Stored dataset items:
# # # #
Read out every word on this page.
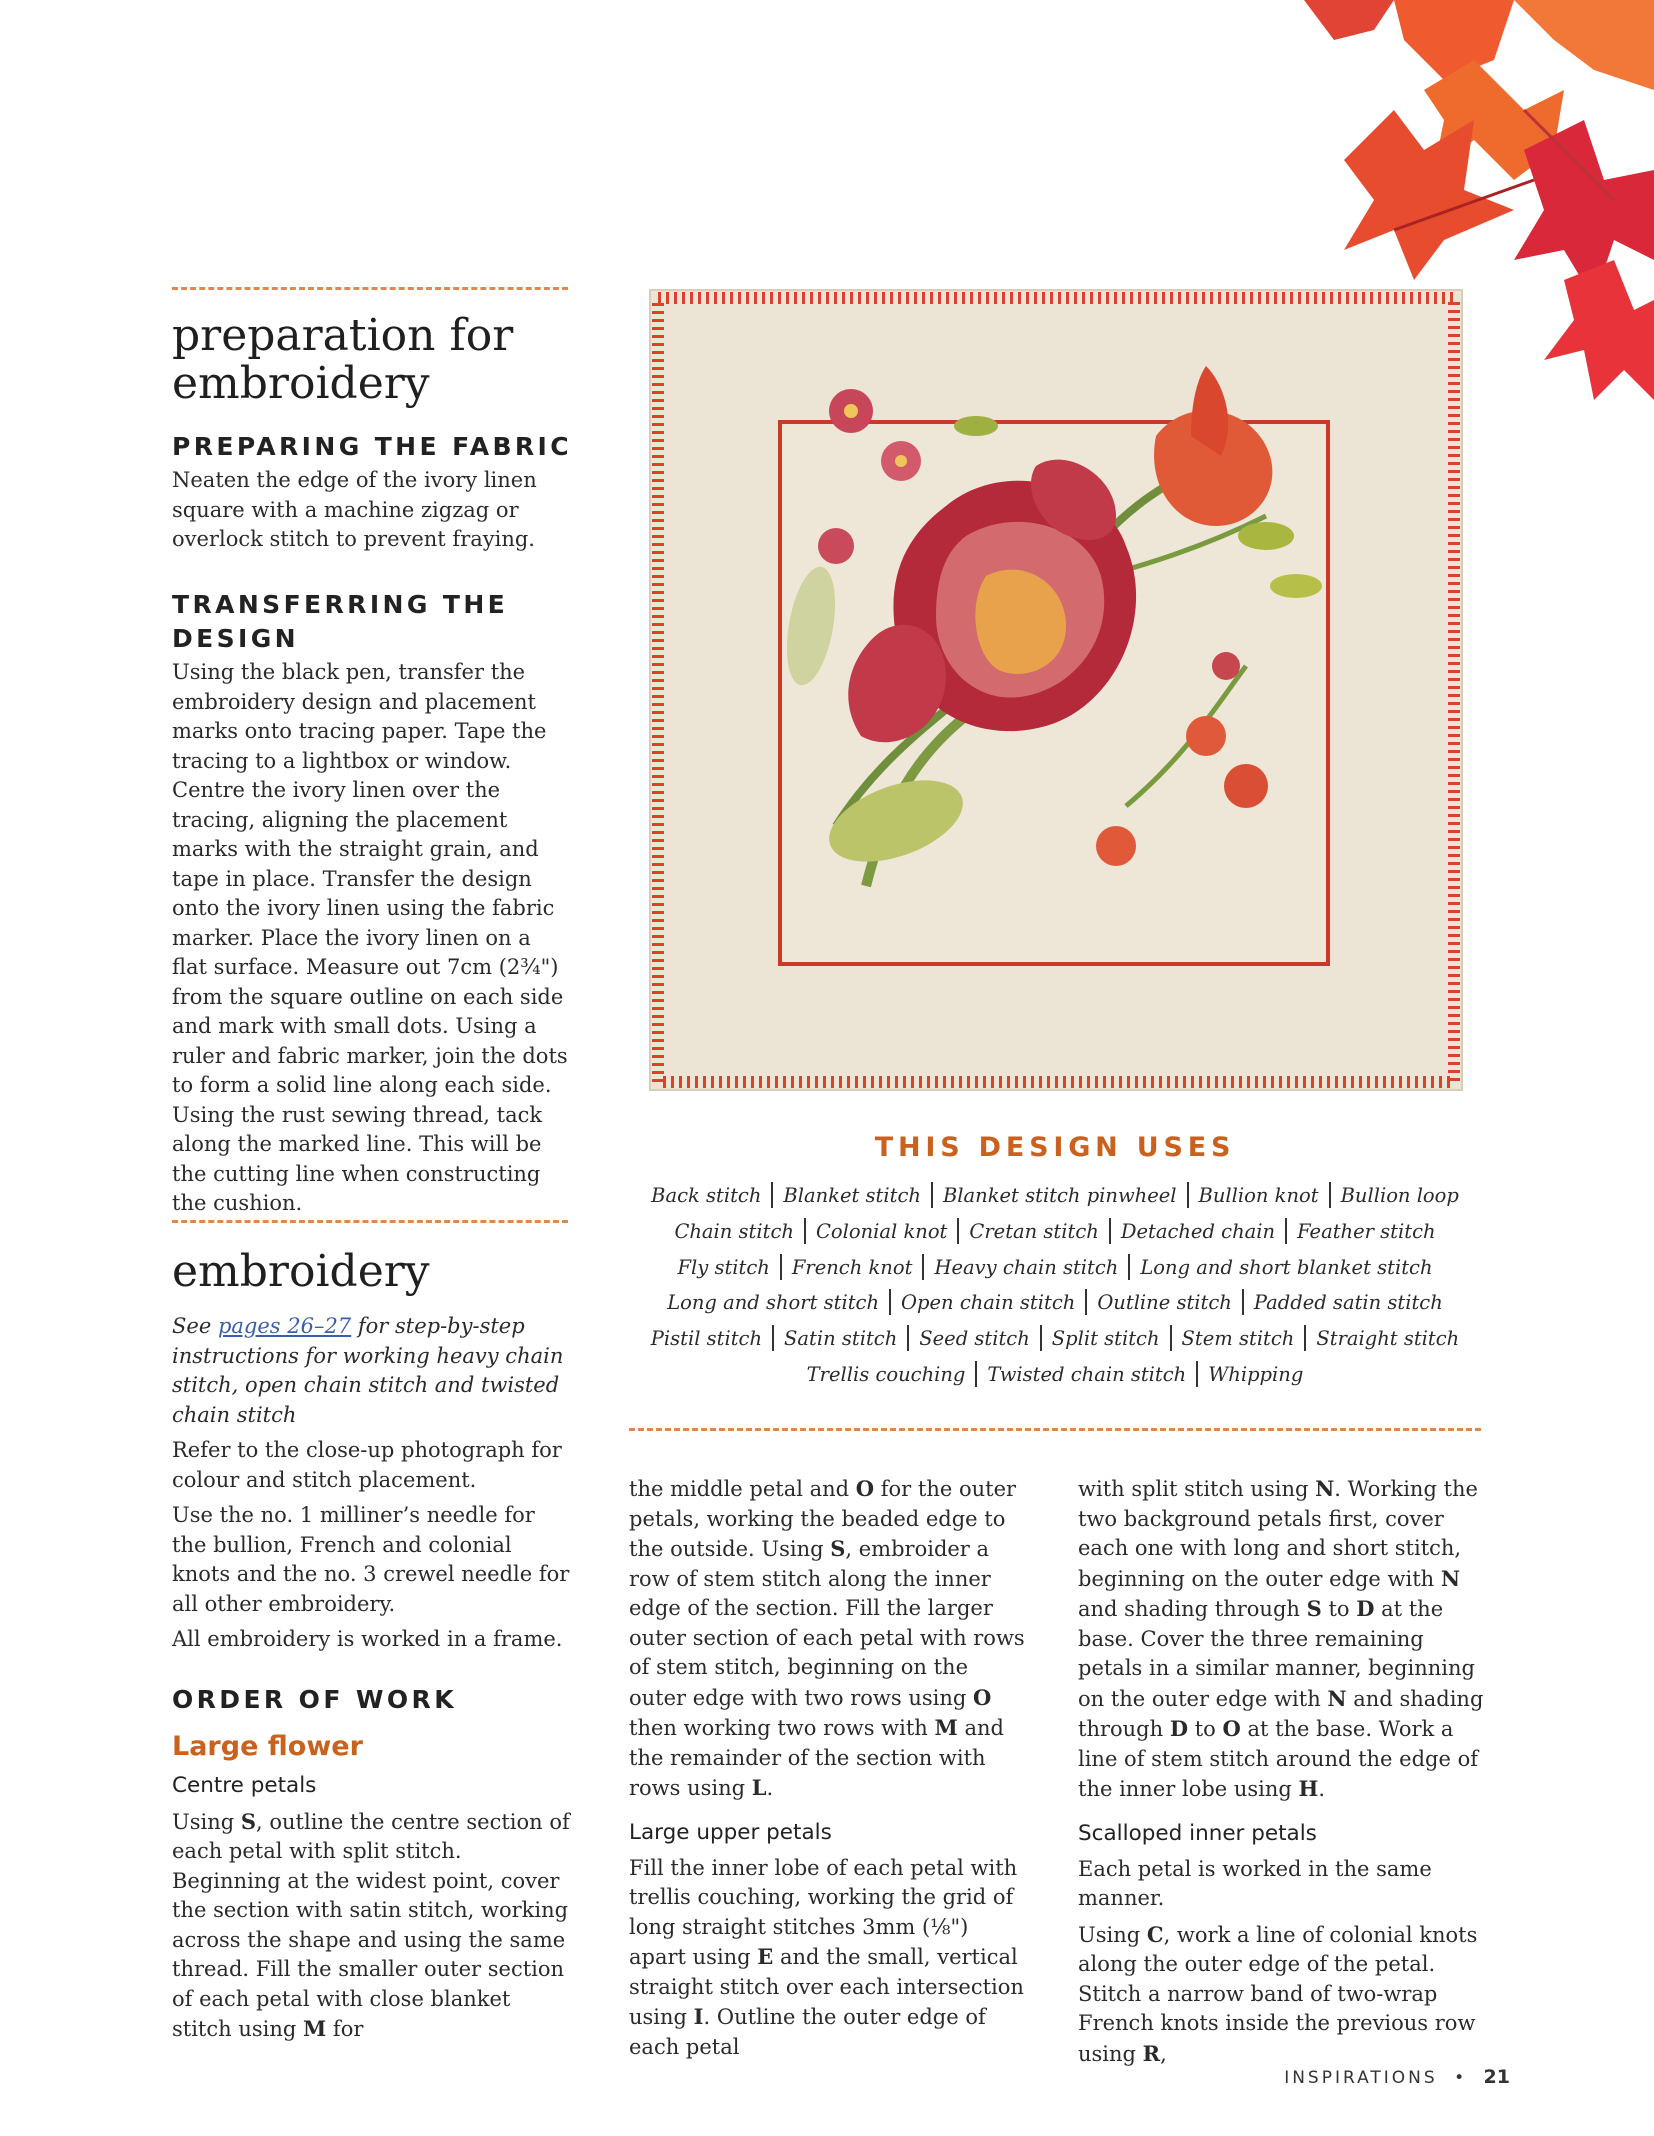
preparation for embroidery
PREPARING THE FABRIC

Neaten the edge of the ivory linen square with a machine zigzag or overlock stitch to prevent fraying.

TRANSFERRING THE DESIGN

Using the black pen, transfer the embroidery design and placement marks onto tracing paper. Tape the tracing to a lightbox or window. Centre the ivory linen over the tracing, aligning the placement marks with the straight grain, and tape in place. Transfer the design onto the ivory linen using the fabric marker. Place the ivory linen on a flat surface. Measure out 7cm (2¾") from the square outline on each side and mark with small dots. Using a ruler and fabric marker, join the dots to form a solid line along each side. Using the rust sewing thread, tack along the marked line. This will be the cutting line when constructing the cushion.

embroidery

See pages 26–27 for step-by-step instructions for working heavy chain stitch, open chain stitch and twisted chain stitch

Refer to the close-up photograph for colour and stitch placement.

Use the no. 1 milliner’s needle for the bullion, French and colonial knots and the no. 3 crewel needle for all other embroidery.

All embroidery is worked in a frame.

ORDER OF WORK
Large flower
Centre petals

Using S, outline the centre section of each petal with split stitch. Beginning at the widest point, cover the section with satin stitch, working across the shape and using the same thread. Fill the smaller outer section of each petal with close blanket stitch using M for

THIS DESIGN USES
Back stitch Blanket stitch Blanket stitch pinwheel Bullion knot Bullion loop
Chain stitch Colonial knot Cretan stitch Detached chain Feather stitch
Fly stitch French knot Heavy chain stitch Long and short blanket stitch
Long and short stitch Open chain stitch Outline stitch Padded satin stitch
Pistil stitch Satin stitch Seed stitch Split stitch Stem stitch Straight stitch
Trellis couching Twisted chain stitch Whipping

the middle petal and O for the outer petals, working the beaded edge to the outside. Using S, embroider a row of stem stitch along the inner edge of the section. Fill the larger outer section of each petal with rows of stem stitch, beginning on the outer edge with two rows using O then working two rows with M and the remainder of the section with rows using L.

Large upper petals

Fill the inner lobe of each petal with trellis couching, working the grid of long straight stitches 3mm (⅛") apart using E and the small, vertical straight stitch over each intersection using I. Outline the outer edge of each petal

with split stitch using N. Working the two background petals first, cover each one with long and short stitch, beginning on the outer edge with N and shading through S to D at the base. Cover the three remaining petals in a similar manner, beginning on the outer edge with N and shading through D to O at the base. Work a line of stem stitch around the edge of the inner lobe using H.

Scalloped inner petals

Each petal is worked in the same manner.

Using C, work a line of colonial knots along the outer edge of the petal. Stitch a narrow band of two-wrap French knots inside the previous row using R,

INSPIRATIONS • 21
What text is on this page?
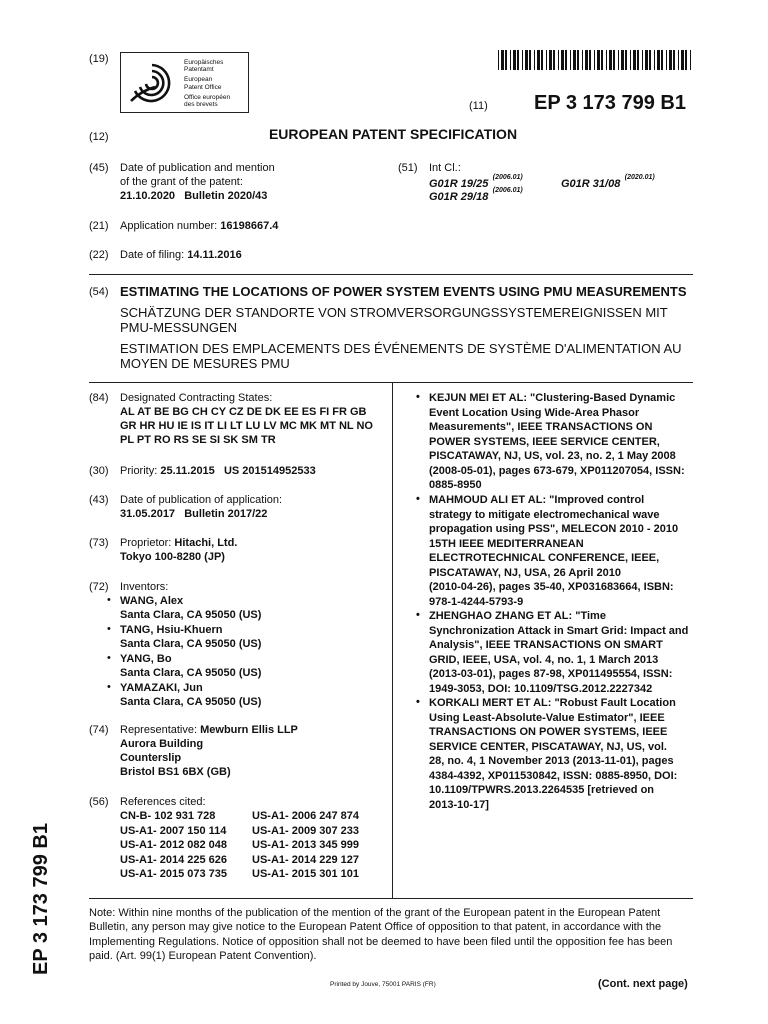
(19)	Europäisches
Patentamt
European
Patent Office
Office européen
des brevets	(11) EP 3 173 799 B1
(12)	EUROPEAN PATENT SPECIFICATION
(45) Date of publication and mention
of the grant of the patent:
21.10.2020   Bulletin 2020/43
(51) Int Cl.:
G01R 19/25 $^{(2006.01)}$
G01R 31/08 $^{(2020.01)}$
G01R 29/18 $^{(2006.01)}$
(21) Application number: 16198667.4
(22) Date of filing: 14.11.2016
(54) ESTIMATING THE LOCATIONS OF POWER SYSTEM EVENTS USING PMU MEASUREMENTS
SCHÄTZUNG DER STANDORTE VON STROMVERSORGUNGSSYSTEMEREIGNISSEN MIT
PMU-MESSUNGEN
ESTIMATION DES EMPLACEMENTS DES ÉVÉNEMENTS DE SYSTÈME D'ALIMENTATION AU
MOYEN DE MESURES PMU
(84) Designated Contracting States:
AL AT BE BG CH CY CZ DE DK EE ES FI FR GB
GR HR HU IE IS IT LI LT LU LV MC MK MT NL NO
PL PT RO RS SE SI SK SM TR
(30) Priority: 25.11.2015   US 201514952533
(43) Date of publication of application:
31.05.2017   Bulletin 2017/22
(73) Proprietor: Hitachi, Ltd.
Tokyo 100-8280 (JP)
(72) Inventors:
• WANG, Alex
Santa Clara, CA 95050 (US)
• TANG, Hsiu-Khuern
Santa Clara, CA 95050 (US)
• YANG, Bo
Santa Clara, CA 95050 (US)
• YAMAZAKI, Jun
Santa Clara, CA 95050 (US)
(74) Representative: Mewburn Ellis LLP
Aurora Building
Counterslip
Bristol BS1 6BX (GB)
(56) References cited:
CN-B- 102 931 728	US-A1- 2006 247 874
US-A1- 2007 150 114 US-A1- 2009 307 233
US-A1- 2012 082 048 US-A1- 2013 345 999
US-A1- 2014 225 626 US-A1- 2014 229 127
US-A1- 2015 073 735 US-A1- 2015 301 101
• KEJUN MEI ET AL: "Clustering-Based Dynamic
Event Location Using Wide-Area Phasor
Measurements", IEEE TRANSACTIONS ON
POWER SYSTEMS, IEEE SERVICE CENTER,
PISCATAWAY, NJ, US, vol. 23, no. 2, 1 May 2008
(2008-05-01), pages 673-679, XP011207054, ISSN:
0885-8950
• MAHMOUD ALI ET AL: "Improved control
strategy to mitigate electromechanical wave
propagation using PSS", MELECON 2010 - 2010
15TH IEEE MEDITERRANEAN
ELECTROTECHNICAL CONFERENCE, IEEE,
PISCATAWAY, NJ, USA, 26 April 2010
(2010-04-26), pages 35-40, XP031683664, ISBN:
978-1-4244-5793-9
• ZHENGHAO ZHANG ET AL: "Time
Synchronization Attack in Smart Grid: Impact and
Analysis", IEEE TRANSACTIONS ON SMART
GRID, IEEE, USA, vol. 4, no. 1, 1 March 2013
(2013-03-01), pages 87-98, XP011495554, ISSN:
1949-3053, DOI: 10.1109/TSG.2012.2227342
• KORKALI MERT ET AL: "Robust Fault Location
Using Least-Absolute-Value Estimator", IEEE
TRANSACTIONS ON POWER SYSTEMS, IEEE
SERVICE CENTER, PISCATAWAY, NJ, US, vol.
28, no. 4, 1 November 2013 (2013-11-01), pages
4384-4392, XP011530842, ISSN: 0885-8950, DOI:
10.1109/TPWRS.2013.2264535 [retrieved on
2013-10-17]
Note: Within nine months of the publication of the mention of the grant of the European patent in the European Patent Bulletin, any person may give notice to the European Patent Office of opposition to that patent, in accordance with the Implementing Regulations. Notice of opposition shall not be deemed to have been filed until the opposition fee has been paid. (Art. 99(1) European Patent Convention).
Printed by Jouve, 75001 PARIS (FR)	(Cont. next page)
EP 3 173 799 B1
# # # #
Given problem
Identify and copy lines that hold the string "CENTER".

Answer for the task
POWER SYSTEMS, IEEE SERVICE CENTER,
SERVICE CENTER, PISCATAWAY, NJ, US, vol.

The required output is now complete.